**TASK INSTRUCTIONS:** Every line below that mentions the word "ускоренных" should be copied out.

**ROWS:**

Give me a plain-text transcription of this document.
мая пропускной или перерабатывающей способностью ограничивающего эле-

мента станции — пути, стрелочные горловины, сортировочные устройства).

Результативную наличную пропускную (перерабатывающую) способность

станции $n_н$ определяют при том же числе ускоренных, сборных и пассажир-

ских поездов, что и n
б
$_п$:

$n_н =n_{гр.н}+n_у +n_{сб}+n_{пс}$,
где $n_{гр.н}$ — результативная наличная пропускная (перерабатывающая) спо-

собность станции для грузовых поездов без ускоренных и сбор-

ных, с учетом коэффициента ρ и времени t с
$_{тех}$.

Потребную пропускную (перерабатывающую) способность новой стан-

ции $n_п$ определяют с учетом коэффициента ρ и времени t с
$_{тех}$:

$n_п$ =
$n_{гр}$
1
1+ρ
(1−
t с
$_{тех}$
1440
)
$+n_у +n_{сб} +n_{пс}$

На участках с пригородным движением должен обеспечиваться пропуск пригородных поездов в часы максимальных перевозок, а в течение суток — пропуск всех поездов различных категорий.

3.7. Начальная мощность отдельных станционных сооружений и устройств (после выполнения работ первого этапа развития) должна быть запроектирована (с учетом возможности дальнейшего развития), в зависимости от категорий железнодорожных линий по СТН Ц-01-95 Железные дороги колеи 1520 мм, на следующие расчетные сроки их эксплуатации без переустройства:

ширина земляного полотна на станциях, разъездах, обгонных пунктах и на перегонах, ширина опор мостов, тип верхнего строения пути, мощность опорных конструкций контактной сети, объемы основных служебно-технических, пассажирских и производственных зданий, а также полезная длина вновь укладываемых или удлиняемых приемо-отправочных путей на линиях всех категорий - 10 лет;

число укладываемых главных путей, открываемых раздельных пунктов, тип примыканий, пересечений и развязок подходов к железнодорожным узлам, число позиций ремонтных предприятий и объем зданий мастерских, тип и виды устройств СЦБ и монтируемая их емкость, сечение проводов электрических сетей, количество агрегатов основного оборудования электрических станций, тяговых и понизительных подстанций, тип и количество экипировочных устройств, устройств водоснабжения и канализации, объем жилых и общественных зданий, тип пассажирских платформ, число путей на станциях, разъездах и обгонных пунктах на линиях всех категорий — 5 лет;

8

**RESPONSE:**
станции $n_н$ определяют при том же числе ускоренных, сборных и пассажир-
собность станции для грузовых поездов без ускоренных и сбор-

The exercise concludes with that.